Pick out each line with the word "Count" from the material that follows.

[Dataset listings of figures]
-- Begin --
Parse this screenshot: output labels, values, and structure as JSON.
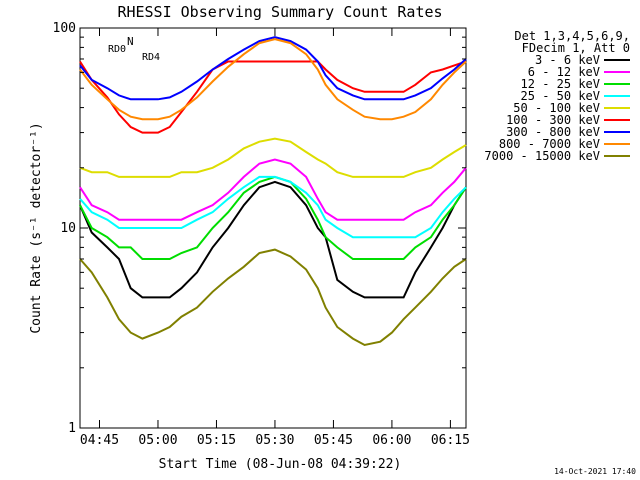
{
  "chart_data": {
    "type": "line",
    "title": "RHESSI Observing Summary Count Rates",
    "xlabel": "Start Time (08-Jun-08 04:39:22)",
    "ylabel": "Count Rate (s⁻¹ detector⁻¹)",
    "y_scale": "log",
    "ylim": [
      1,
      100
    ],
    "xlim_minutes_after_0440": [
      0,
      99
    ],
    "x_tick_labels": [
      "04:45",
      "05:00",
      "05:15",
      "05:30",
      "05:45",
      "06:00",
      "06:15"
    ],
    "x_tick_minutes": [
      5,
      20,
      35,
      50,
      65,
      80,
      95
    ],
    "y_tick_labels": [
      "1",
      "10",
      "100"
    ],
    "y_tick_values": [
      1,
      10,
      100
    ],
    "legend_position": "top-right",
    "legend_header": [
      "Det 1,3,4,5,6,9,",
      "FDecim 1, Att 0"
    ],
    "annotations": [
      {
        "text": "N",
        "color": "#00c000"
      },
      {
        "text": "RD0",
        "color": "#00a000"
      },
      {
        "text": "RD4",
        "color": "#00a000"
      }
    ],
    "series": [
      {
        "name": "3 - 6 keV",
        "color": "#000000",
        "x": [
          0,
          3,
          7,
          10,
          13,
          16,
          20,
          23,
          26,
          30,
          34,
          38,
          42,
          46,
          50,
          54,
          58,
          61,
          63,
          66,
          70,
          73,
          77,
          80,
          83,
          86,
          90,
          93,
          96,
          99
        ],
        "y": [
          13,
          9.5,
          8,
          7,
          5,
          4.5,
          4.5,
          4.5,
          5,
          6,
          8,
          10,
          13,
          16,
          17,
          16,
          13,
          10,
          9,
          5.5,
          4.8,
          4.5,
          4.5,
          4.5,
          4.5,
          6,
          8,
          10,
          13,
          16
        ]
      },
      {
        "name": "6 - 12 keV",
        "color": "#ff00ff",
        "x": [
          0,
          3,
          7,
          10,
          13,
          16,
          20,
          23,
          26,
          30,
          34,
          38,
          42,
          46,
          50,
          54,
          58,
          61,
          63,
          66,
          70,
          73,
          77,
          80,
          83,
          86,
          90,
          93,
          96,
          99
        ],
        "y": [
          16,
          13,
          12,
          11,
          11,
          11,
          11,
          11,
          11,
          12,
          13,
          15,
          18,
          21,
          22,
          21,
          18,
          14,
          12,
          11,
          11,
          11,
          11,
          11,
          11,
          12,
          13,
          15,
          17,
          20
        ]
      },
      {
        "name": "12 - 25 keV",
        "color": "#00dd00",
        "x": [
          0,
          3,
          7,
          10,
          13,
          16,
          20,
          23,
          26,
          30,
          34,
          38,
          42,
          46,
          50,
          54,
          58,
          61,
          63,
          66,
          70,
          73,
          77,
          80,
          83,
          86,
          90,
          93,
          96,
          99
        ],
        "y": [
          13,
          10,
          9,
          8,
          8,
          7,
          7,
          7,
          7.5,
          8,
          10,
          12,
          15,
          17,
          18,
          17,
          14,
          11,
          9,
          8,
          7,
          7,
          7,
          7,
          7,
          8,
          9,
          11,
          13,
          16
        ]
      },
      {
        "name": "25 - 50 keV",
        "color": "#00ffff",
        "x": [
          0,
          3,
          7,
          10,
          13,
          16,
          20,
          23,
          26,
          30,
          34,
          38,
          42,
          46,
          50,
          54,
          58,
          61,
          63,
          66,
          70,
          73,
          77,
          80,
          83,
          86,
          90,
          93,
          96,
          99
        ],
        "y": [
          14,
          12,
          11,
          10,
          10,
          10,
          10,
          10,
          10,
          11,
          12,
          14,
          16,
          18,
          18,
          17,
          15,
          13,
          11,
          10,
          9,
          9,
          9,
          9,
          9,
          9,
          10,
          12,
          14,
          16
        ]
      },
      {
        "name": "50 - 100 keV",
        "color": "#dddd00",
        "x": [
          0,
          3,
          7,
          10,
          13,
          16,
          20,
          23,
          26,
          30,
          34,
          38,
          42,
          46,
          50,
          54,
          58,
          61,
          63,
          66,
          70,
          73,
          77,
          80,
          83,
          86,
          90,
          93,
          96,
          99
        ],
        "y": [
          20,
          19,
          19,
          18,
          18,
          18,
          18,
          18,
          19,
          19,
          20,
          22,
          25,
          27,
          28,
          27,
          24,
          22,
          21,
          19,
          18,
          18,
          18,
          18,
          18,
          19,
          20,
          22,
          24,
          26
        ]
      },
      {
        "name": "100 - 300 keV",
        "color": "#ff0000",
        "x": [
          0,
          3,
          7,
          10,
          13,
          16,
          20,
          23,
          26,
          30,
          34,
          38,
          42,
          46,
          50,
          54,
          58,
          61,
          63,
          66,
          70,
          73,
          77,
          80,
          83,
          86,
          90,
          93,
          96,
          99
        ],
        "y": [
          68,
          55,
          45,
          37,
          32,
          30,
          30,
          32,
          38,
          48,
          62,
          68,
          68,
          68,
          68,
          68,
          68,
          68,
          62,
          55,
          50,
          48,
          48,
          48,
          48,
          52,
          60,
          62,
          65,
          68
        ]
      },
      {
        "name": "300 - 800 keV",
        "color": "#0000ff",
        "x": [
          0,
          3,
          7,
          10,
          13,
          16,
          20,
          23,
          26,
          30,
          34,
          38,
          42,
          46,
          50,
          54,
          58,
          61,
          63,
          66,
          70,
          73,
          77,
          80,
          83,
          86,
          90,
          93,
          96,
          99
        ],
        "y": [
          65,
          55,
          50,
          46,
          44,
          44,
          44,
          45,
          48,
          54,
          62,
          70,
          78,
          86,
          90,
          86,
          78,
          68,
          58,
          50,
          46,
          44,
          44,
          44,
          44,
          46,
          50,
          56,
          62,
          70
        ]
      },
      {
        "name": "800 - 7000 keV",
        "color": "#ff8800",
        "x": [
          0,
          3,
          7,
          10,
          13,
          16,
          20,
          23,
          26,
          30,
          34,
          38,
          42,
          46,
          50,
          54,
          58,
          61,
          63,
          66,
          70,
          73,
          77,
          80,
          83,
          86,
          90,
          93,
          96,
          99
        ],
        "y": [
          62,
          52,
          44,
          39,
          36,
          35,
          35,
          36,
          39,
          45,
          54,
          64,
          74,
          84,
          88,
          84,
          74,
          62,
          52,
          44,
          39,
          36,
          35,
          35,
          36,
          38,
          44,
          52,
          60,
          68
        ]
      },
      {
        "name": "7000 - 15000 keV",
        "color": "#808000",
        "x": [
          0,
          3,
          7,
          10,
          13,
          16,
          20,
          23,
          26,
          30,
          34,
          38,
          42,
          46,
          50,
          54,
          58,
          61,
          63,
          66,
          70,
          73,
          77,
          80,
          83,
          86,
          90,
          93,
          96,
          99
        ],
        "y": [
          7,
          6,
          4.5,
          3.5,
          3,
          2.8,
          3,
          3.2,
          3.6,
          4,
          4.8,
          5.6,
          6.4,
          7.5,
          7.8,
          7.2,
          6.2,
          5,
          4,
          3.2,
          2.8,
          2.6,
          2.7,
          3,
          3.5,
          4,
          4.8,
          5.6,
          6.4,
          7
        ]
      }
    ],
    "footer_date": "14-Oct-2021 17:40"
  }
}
-- End --
-- Begin --
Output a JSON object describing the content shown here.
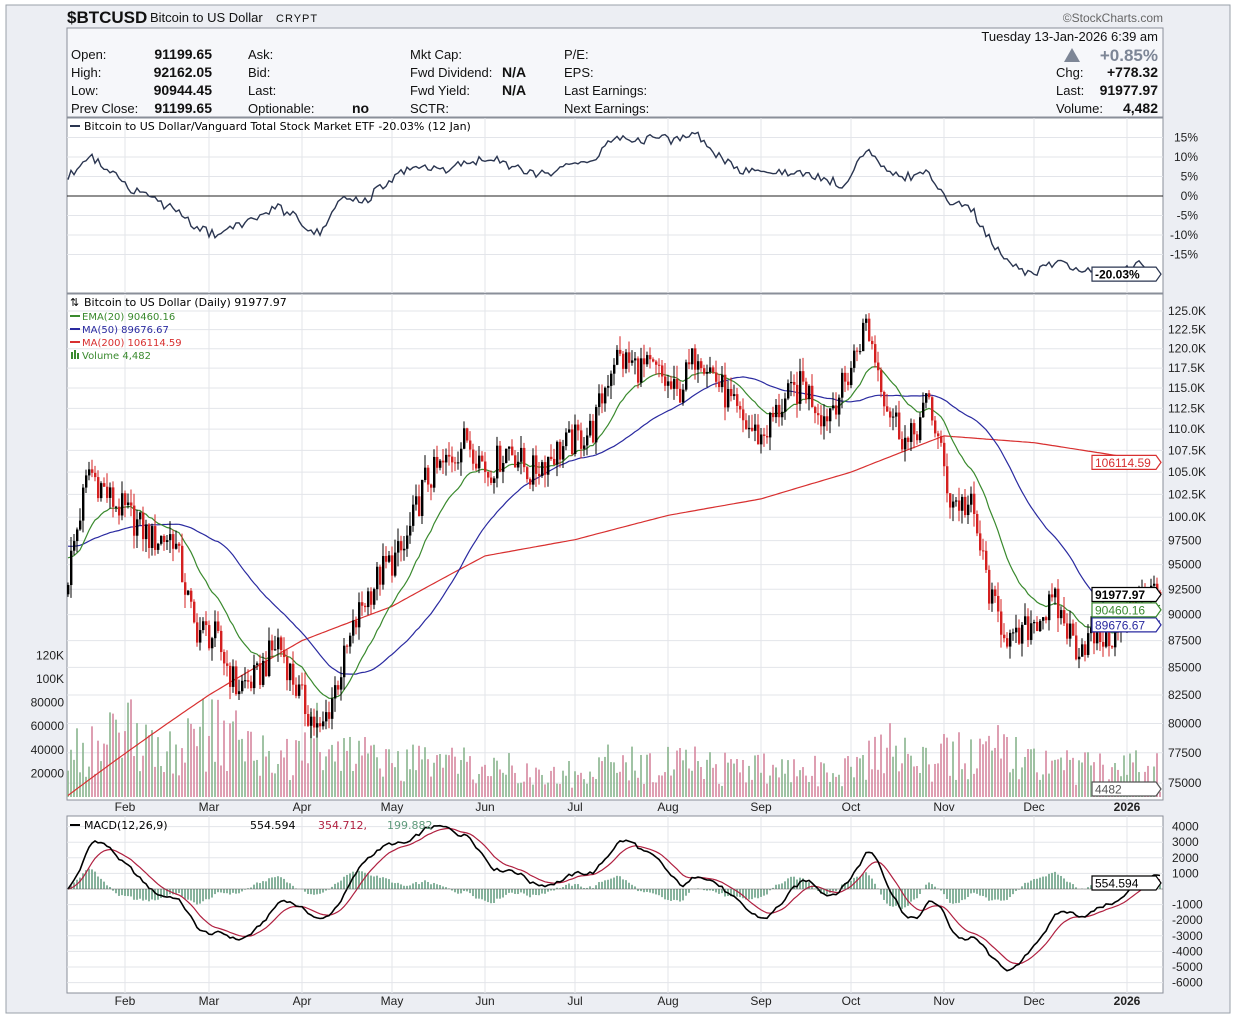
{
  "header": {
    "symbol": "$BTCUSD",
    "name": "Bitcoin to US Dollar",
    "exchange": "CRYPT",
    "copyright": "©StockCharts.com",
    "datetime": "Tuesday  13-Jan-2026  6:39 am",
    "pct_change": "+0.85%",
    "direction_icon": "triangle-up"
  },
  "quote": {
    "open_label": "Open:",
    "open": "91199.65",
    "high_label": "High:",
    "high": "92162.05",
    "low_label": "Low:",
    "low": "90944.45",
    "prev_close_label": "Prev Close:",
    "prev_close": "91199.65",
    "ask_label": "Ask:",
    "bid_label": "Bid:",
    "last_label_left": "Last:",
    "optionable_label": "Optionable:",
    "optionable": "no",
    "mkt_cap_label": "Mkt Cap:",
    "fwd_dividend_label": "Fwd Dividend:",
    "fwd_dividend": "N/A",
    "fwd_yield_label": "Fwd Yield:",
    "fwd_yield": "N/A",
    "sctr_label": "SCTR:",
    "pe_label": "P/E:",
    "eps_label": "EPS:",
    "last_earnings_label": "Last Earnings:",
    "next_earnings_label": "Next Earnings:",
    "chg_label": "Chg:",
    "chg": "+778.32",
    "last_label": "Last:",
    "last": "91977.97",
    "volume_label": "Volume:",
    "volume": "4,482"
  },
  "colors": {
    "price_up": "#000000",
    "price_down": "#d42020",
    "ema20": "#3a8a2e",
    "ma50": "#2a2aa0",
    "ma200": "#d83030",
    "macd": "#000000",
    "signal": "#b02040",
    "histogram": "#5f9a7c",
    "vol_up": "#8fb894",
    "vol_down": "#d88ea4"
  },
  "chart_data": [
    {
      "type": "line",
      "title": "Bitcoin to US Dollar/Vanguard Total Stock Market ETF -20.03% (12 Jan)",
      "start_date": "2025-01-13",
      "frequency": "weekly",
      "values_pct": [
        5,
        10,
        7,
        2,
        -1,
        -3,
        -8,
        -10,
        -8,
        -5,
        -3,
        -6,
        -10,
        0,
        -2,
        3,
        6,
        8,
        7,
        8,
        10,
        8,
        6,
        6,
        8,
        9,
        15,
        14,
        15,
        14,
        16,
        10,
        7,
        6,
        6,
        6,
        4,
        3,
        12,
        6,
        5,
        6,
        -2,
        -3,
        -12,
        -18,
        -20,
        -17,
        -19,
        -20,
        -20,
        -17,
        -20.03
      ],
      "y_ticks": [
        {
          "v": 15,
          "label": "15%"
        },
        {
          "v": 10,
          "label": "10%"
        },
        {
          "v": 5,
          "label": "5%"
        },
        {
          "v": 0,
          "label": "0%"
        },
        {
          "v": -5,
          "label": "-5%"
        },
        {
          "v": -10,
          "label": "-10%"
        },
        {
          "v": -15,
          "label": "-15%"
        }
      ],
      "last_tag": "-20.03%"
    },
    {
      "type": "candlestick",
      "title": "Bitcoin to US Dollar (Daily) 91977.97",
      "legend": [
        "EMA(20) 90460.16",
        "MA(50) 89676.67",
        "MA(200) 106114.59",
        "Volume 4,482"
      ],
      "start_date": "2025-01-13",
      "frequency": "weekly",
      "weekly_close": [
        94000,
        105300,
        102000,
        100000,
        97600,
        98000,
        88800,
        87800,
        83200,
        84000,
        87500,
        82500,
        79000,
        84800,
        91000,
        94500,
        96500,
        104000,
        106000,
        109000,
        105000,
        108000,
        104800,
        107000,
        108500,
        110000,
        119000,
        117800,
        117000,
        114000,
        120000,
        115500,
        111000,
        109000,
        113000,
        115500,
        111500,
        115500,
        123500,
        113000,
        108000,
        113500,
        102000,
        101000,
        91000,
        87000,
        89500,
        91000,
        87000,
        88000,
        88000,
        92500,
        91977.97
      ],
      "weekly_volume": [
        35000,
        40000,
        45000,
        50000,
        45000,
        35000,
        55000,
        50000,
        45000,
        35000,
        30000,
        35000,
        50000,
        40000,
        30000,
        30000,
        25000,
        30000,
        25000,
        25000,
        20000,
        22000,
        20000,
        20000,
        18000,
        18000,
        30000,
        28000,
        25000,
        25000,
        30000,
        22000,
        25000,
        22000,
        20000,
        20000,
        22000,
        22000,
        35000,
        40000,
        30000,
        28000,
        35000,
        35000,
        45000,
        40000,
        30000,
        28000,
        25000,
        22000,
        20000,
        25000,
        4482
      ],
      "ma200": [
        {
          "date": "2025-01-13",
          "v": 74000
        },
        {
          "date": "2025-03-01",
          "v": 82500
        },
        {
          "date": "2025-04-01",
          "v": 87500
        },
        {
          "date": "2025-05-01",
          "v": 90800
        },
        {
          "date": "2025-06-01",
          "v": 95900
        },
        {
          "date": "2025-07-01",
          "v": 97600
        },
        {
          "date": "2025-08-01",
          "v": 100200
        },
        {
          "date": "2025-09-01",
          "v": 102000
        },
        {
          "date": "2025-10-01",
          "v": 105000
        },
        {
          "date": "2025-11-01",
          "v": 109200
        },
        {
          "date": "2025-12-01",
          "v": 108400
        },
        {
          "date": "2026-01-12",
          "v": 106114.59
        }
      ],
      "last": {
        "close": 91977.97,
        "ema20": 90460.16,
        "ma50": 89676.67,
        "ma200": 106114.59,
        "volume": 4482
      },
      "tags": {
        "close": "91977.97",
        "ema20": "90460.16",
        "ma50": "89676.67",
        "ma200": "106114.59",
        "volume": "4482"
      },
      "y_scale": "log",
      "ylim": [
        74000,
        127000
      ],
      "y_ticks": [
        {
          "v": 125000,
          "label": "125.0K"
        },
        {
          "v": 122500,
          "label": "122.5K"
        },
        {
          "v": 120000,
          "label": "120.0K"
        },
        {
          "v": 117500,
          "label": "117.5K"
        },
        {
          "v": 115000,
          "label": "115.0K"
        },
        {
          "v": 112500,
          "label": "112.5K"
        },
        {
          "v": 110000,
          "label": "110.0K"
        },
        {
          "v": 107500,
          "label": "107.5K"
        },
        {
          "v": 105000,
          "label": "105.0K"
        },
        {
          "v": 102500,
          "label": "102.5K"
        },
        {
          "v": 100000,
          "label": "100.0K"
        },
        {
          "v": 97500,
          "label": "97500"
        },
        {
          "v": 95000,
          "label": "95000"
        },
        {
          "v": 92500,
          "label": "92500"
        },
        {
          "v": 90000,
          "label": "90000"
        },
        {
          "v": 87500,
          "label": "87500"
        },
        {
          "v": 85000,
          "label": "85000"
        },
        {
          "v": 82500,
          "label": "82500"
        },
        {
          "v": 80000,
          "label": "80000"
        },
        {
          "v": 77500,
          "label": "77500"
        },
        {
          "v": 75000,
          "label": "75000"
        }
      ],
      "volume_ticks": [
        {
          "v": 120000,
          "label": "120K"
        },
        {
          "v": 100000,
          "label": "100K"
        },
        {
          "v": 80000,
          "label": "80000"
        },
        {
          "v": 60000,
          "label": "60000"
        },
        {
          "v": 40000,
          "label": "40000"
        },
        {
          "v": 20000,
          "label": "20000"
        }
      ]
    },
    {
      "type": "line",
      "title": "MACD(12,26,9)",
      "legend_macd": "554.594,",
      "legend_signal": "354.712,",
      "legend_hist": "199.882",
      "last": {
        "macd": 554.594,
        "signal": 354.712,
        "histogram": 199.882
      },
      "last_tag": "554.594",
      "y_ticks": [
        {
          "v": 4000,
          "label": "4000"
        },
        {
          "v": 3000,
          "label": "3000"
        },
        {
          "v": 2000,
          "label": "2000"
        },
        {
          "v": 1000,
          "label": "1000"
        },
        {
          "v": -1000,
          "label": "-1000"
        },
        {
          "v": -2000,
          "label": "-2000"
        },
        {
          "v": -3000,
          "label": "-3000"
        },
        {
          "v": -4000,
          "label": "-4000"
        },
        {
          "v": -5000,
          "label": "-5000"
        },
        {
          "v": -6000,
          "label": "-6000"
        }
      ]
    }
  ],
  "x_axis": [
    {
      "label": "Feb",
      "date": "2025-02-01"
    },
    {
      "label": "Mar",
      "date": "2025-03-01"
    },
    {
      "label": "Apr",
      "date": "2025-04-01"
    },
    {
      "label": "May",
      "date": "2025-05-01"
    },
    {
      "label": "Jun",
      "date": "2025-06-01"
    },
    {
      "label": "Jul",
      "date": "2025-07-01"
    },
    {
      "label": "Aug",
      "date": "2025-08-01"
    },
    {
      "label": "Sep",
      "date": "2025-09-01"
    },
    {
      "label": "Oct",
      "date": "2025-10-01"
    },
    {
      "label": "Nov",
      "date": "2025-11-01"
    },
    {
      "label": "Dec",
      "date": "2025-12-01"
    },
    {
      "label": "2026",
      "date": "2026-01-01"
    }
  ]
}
-- End --
— Exercise result —
    "title": "RHESSI Observing Summary Count Rates",
    "ylabel": "Count Rate (s⁻¹ detector⁻¹)",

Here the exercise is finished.